Required task:
Reproduce the following entries line for line, with no changes.

Page element annotations:
****
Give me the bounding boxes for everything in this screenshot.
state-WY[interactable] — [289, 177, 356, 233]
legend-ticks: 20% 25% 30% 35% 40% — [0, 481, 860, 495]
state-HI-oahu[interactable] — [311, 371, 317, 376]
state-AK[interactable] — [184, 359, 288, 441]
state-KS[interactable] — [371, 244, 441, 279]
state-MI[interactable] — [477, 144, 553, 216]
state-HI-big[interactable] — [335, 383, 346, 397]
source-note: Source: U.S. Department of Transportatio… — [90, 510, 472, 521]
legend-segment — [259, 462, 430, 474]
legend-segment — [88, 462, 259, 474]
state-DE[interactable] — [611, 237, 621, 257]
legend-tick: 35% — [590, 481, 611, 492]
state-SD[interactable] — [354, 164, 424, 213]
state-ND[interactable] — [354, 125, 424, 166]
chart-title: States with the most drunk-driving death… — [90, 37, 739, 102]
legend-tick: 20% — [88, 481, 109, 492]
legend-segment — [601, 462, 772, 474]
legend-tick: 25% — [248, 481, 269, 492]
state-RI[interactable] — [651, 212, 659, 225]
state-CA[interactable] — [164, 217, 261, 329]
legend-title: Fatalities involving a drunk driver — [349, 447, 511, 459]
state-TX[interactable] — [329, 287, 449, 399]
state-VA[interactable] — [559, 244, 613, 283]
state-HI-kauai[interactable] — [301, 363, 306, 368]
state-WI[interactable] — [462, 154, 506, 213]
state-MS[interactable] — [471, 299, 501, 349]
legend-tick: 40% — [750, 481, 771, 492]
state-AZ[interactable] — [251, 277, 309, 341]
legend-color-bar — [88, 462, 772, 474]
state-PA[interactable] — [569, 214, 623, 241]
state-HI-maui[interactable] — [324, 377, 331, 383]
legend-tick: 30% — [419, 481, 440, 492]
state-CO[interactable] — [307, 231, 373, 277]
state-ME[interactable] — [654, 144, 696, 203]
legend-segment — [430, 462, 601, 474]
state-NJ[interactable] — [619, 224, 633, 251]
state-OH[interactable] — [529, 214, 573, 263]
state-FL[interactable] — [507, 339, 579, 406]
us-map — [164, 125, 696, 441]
****
Response:
Give me the bounding boxes for everything in this screenshot.
state-WY[interactable] — [289, 177, 356, 233]
legend-ticks: 20% 25% 30% 35% 40% — [0, 481, 860, 495]
state-HI-oahu[interactable] — [311, 371, 317, 376]
state-AK[interactable] — [184, 359, 288, 441]
state-KS[interactable] — [371, 244, 441, 279]
state-MI[interactable] — [477, 144, 553, 216]
state-HI-big[interactable] — [335, 383, 346, 397]
source-note: Source: U.S. Department of Transportatio… — [90, 510, 472, 521]
legend-segment — [259, 462, 430, 474]
legend-segment — [88, 462, 259, 474]
state-DE[interactable] — [611, 237, 621, 257]
legend-tick: 35% — [590, 481, 611, 492]
state-SD[interactable] — [354, 164, 424, 213]
state-ND[interactable] — [354, 125, 424, 166]
chart-title: States with the most drunk-driving death… — [90, 37, 739, 102]
legend-tick: 20% — [88, 481, 109, 492]
legend-segment — [601, 462, 772, 474]
legend-tick: 25% — [248, 481, 269, 492]
state-RI[interactable] — [651, 212, 659, 225]
state-CA[interactable] — [164, 217, 261, 329]
legend-title: Fatalities involving a drunk driver — [349, 447, 511, 459]
state-TX[interactable] — [329, 287, 449, 399]
state-VA[interactable] — [559, 244, 613, 283]
state-HI-kauai[interactable] — [301, 363, 306, 368]
state-WI[interactable] — [462, 154, 506, 213]
state-MS[interactable] — [471, 299, 501, 349]
legend-tick: 40% — [750, 481, 771, 492]
state-AZ[interactable] — [251, 277, 309, 341]
legend-color-bar — [88, 462, 772, 474]
state-PA[interactable] — [569, 214, 623, 241]
state-HI-maui[interactable] — [324, 377, 331, 383]
legend-tick: 30% — [419, 481, 440, 492]
state-CO[interactable] — [307, 231, 373, 277]
state-ME[interactable] — [654, 144, 696, 203]
legend-segment — [430, 462, 601, 474]
state-NJ[interactable] — [619, 224, 633, 251]
state-OH[interactable] — [529, 214, 573, 263]
state-FL[interactable] — [507, 339, 579, 406]
us-map — [164, 125, 696, 441]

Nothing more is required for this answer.